## Written problem
Copy each line of the data below exactly, leaving out pictures.

[Stored records]

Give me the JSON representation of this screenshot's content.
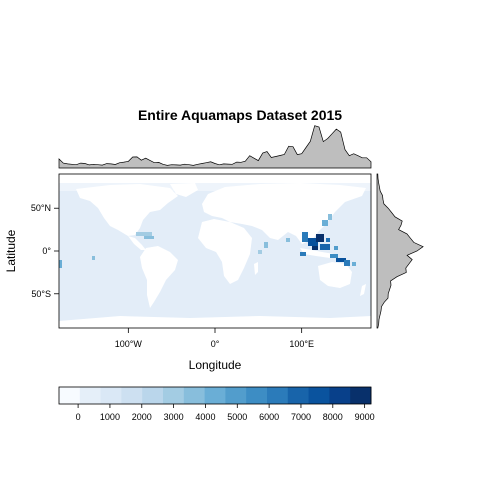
{
  "title": "Entire Aquamaps Dataset 2015",
  "x_axis": {
    "label": "Longitude",
    "ticks": [
      {
        "value": -100,
        "label": "100°W"
      },
      {
        "value": 0,
        "label": "0°"
      },
      {
        "value": 100,
        "label": "100°E"
      }
    ],
    "range": [
      -180,
      180
    ]
  },
  "y_axis": {
    "label": "Latitude",
    "ticks": [
      {
        "value": 50,
        "label": "50°N"
      },
      {
        "value": 0,
        "label": "0°"
      },
      {
        "value": -50,
        "label": "50°S"
      }
    ],
    "range": [
      -90,
      90
    ]
  },
  "colorbar": {
    "ticks": [
      {
        "value": 0,
        "label": "0"
      },
      {
        "value": 1000,
        "label": "1000"
      },
      {
        "value": 2000,
        "label": "2000"
      },
      {
        "value": 3000,
        "label": "3000"
      },
      {
        "value": 4000,
        "label": "4000"
      },
      {
        "value": 5000,
        "label": "5000"
      },
      {
        "value": 6000,
        "label": "6000"
      },
      {
        "value": 7000,
        "label": "7000"
      },
      {
        "value": 8000,
        "label": "8000"
      },
      {
        "value": 9000,
        "label": "9000"
      }
    ],
    "range": [
      -600,
      9200
    ],
    "colors": [
      "#f7fbff",
      "#e5eff9",
      "#dae8f6",
      "#cde0f1",
      "#bad6eb",
      "#a3cce3",
      "#88bedc",
      "#6aaed6",
      "#529dcc",
      "#3d8dc4",
      "#2b7bba",
      "#1864aa",
      "#0a539e",
      "#08408a",
      "#08306b"
    ]
  },
  "colors": {
    "ocean_low": "#e3edf8",
    "ocean_hot": "#08519c",
    "land": "#ffffff",
    "marginal_fill": "#bebebe",
    "marginal_line": "#000000",
    "frame": "#000000"
  },
  "chart_data": {
    "type": "heatmap",
    "title": "Entire Aquamaps Dataset 2015",
    "xlabel": "Longitude",
    "ylabel": "Latitude",
    "xlim": [
      -180,
      180
    ],
    "ylim": [
      -90,
      90
    ],
    "marginal_top": {
      "x": [
        -180,
        -170,
        -160,
        -150,
        -140,
        -130,
        -120,
        -110,
        -100,
        -90,
        -80,
        -70,
        -60,
        -50,
        -40,
        -30,
        -20,
        -10,
        0,
        10,
        20,
        30,
        40,
        50,
        60,
        70,
        80,
        90,
        100,
        110,
        120,
        130,
        140,
        150,
        160,
        170,
        180
      ],
      "y": [
        0.22,
        0.1,
        0.08,
        0.11,
        0.09,
        0.07,
        0.1,
        0.13,
        0.16,
        0.27,
        0.24,
        0.13,
        0.09,
        0.08,
        0.07,
        0.08,
        0.09,
        0.13,
        0.11,
        0.1,
        0.09,
        0.14,
        0.3,
        0.18,
        0.4,
        0.28,
        0.33,
        0.52,
        0.35,
        0.65,
        1.0,
        0.72,
        0.95,
        0.45,
        0.35,
        0.25,
        0.15
      ]
    },
    "marginal_right": {
      "lat": [
        90,
        80,
        70,
        60,
        50,
        40,
        30,
        20,
        10,
        0,
        -10,
        -20,
        -30,
        -40,
        -50,
        -60,
        -70,
        -80,
        -90
      ],
      "y": [
        0.02,
        0.04,
        0.08,
        0.15,
        0.28,
        0.45,
        0.6,
        0.75,
        0.92,
        1.0,
        0.88,
        0.72,
        0.5,
        0.35,
        0.28,
        0.18,
        0.1,
        0.05,
        0.02
      ]
    }
  }
}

## Task output
Give me the JSON representation of this screenshot's content.
{
  "title": "Entire Aquamaps Dataset 2015",
  "x_axis": {
    "label": "Longitude",
    "ticks": [
      {
        "value": -100,
        "label": "100°W"
      },
      {
        "value": 0,
        "label": "0°"
      },
      {
        "value": 100,
        "label": "100°E"
      }
    ],
    "range": [
      -180,
      180
    ]
  },
  "y_axis": {
    "label": "Latitude",
    "ticks": [
      {
        "value": 50,
        "label": "50°N"
      },
      {
        "value": 0,
        "label": "0°"
      },
      {
        "value": -50,
        "label": "50°S"
      }
    ],
    "range": [
      -90,
      90
    ]
  },
  "colorbar": {
    "ticks": [
      {
        "value": 0,
        "label": "0"
      },
      {
        "value": 1000,
        "label": "1000"
      },
      {
        "value": 2000,
        "label": "2000"
      },
      {
        "value": 3000,
        "label": "3000"
      },
      {
        "value": 4000,
        "label": "4000"
      },
      {
        "value": 5000,
        "label": "5000"
      },
      {
        "value": 6000,
        "label": "6000"
      },
      {
        "value": 7000,
        "label": "7000"
      },
      {
        "value": 8000,
        "label": "8000"
      },
      {
        "value": 9000,
        "label": "9000"
      }
    ],
    "range": [
      -600,
      9200
    ],
    "colors": [
      "#f7fbff",
      "#e5eff9",
      "#dae8f6",
      "#cde0f1",
      "#bad6eb",
      "#a3cce3",
      "#88bedc",
      "#6aaed6",
      "#529dcc",
      "#3d8dc4",
      "#2b7bba",
      "#1864aa",
      "#0a539e",
      "#08408a",
      "#08306b"
    ]
  },
  "colors": {
    "ocean_low": "#e3edf8",
    "ocean_hot": "#08519c",
    "land": "#ffffff",
    "marginal_fill": "#bebebe",
    "marginal_line": "#000000",
    "frame": "#000000"
  },
  "chart_data": {
    "type": "heatmap",
    "title": "Entire Aquamaps Dataset 2015",
    "xlabel": "Longitude",
    "ylabel": "Latitude",
    "xlim": [
      -180,
      180
    ],
    "ylim": [
      -90,
      90
    ],
    "marginal_top": {
      "x": [
        -180,
        -170,
        -160,
        -150,
        -140,
        -130,
        -120,
        -110,
        -100,
        -90,
        -80,
        -70,
        -60,
        -50,
        -40,
        -30,
        -20,
        -10,
        0,
        10,
        20,
        30,
        40,
        50,
        60,
        70,
        80,
        90,
        100,
        110,
        120,
        130,
        140,
        150,
        160,
        170,
        180
      ],
      "y": [
        0.22,
        0.1,
        0.08,
        0.11,
        0.09,
        0.07,
        0.1,
        0.13,
        0.16,
        0.27,
        0.24,
        0.13,
        0.09,
        0.08,
        0.07,
        0.08,
        0.09,
        0.13,
        0.11,
        0.1,
        0.09,
        0.14,
        0.3,
        0.18,
        0.4,
        0.28,
        0.33,
        0.52,
        0.35,
        0.65,
        1.0,
        0.72,
        0.95,
        0.45,
        0.35,
        0.25,
        0.15
      ]
    },
    "marginal_right": {
      "lat": [
        90,
        80,
        70,
        60,
        50,
        40,
        30,
        20,
        10,
        0,
        -10,
        -20,
        -30,
        -40,
        -50,
        -60,
        -70,
        -80,
        -90
      ],
      "y": [
        0.02,
        0.04,
        0.08,
        0.15,
        0.28,
        0.45,
        0.6,
        0.75,
        0.92,
        1.0,
        0.88,
        0.72,
        0.5,
        0.35,
        0.28,
        0.18,
        0.1,
        0.05,
        0.02
      ]
    }
  }
}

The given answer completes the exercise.